Goal: Transcribe each record exactly. Include every one.

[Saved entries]
= = =
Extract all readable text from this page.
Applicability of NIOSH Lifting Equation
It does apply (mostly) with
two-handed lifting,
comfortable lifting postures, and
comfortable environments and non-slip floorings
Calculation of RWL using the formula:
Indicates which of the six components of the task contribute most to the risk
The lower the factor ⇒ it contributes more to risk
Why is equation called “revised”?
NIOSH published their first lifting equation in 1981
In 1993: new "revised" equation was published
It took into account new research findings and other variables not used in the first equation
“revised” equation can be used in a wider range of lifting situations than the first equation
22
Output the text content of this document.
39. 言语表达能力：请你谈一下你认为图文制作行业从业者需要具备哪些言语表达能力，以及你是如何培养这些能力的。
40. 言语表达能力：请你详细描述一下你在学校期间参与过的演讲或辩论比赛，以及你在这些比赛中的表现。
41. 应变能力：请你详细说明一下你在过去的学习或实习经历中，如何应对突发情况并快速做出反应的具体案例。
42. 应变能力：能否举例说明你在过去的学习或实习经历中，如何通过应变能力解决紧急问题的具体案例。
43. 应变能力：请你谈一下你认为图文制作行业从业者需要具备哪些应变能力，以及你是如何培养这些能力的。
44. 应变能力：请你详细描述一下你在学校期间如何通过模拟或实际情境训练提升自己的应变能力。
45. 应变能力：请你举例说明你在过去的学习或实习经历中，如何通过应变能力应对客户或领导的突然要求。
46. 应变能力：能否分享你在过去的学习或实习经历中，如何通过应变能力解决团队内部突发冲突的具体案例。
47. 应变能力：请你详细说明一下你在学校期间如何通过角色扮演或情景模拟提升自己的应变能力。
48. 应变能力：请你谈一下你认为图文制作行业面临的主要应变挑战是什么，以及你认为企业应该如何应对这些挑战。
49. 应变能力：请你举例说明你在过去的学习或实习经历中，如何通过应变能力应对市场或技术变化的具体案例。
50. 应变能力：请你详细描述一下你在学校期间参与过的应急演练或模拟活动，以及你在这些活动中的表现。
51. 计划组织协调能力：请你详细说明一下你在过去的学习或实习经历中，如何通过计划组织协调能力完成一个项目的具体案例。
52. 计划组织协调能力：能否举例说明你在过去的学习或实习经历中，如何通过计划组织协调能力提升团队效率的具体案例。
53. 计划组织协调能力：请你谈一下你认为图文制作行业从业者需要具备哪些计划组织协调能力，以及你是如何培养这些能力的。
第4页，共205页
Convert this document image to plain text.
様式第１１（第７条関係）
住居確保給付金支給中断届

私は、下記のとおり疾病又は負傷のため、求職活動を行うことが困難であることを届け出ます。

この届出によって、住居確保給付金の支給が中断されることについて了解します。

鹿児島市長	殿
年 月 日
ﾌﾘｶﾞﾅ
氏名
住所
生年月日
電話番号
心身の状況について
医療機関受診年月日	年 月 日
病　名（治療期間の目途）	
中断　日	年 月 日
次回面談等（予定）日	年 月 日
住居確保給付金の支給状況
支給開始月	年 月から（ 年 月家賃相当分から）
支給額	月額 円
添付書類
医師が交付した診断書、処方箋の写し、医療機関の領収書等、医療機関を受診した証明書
= = =
Final answer:
Extract all readable text from this page.
Applicability of NIOSH Lifting Equation
It does apply (mostly) with
two-handed lifting,
comfortable lifting postures, and
comfortable environments and non-slip floorings
Calculation of RWL using the formula:
Indicates which of the six components of the task contribute most to the risk
The lower the factor ⇒ it contributes more to risk
Why is equation called “revised”?
NIOSH published their first lifting equation in 1981
In 1993: new "revised" equation was published
It took into account new research findings and other variables not used in the first equation
“revised” equation can be used in a wider range of lifting situations than the first equation
22
Output the text content of this document.
39. 言语表达能力：请你谈一下你认为图文制作行业从业者需要具备哪些言语表达能力，以及你是如何培养这些能力的。
40. 言语表达能力：请你详细描述一下你在学校期间参与过的演讲或辩论比赛，以及你在这些比赛中的表现。
41. 应变能力：请你详细说明一下你在过去的学习或实习经历中，如何应对突发情况并快速做出反应的具体案例。
42. 应变能力：能否举例说明你在过去的学习或实习经历中，如何通过应变能力解决紧急问题的具体案例。
43. 应变能力：请你谈一下你认为图文制作行业从业者需要具备哪些应变能力，以及你是如何培养这些能力的。
44. 应变能力：请你详细描述一下你在学校期间如何通过模拟或实际情境训练提升自己的应变能力。
45. 应变能力：请你举例说明你在过去的学习或实习经历中，如何通过应变能力应对客户或领导的突然要求。
46. 应变能力：能否分享你在过去的学习或实习经历中，如何通过应变能力解决团队内部突发冲突的具体案例。
47. 应变能力：请你详细说明一下你在学校期间如何通过角色扮演或情景模拟提升自己的应变能力。
48. 应变能力：请你谈一下你认为图文制作行业面临的主要应变挑战是什么，以及你认为企业应该如何应对这些挑战。
49. 应变能力：请你举例说明你在过去的学习或实习经历中，如何通过应变能力应对市场或技术变化的具体案例。
50. 应变能力：请你详细描述一下你在学校期间参与过的应急演练或模拟活动，以及你在这些活动中的表现。
51. 计划组织协调能力：请你详细说明一下你在过去的学习或实习经历中，如何通过计划组织协调能力完成一个项目的具体案例。
52. 计划组织协调能力：能否举例说明你在过去的学习或实习经历中，如何通过计划组织协调能力提升团队效率的具体案例。
53. 计划组织协调能力：请你谈一下你认为图文制作行业从业者需要具备哪些计划组织协调能力，以及你是如何培养这些能力的。
第4页，共205页
Convert this document image to plain text.
様式第１１（第７条関係）
住居確保給付金支給中断届

私は、下記のとおり疾病又は負傷のため、求職活動を行うことが困難であることを届け出ます。

この届出によって、住居確保給付金の支給が中断されることについて了解します。

鹿児島市長	殿
年 月 日
ﾌﾘｶﾞﾅ
氏名
住所
生年月日
電話番号
心身の状況について
医療機関受診年月日	年 月 日
病　名（治療期間の目途）	
中断　日	年 月 日
次回面談等（予定）日	年 月 日
住居確保給付金の支給状況
支給開始月	年 月から（ 年 月家賃相当分から）
支給額	月額 円
添付書類
医師が交付した診断書、処方箋の写し、医療機関の領収書等、医療機関を受診した証明書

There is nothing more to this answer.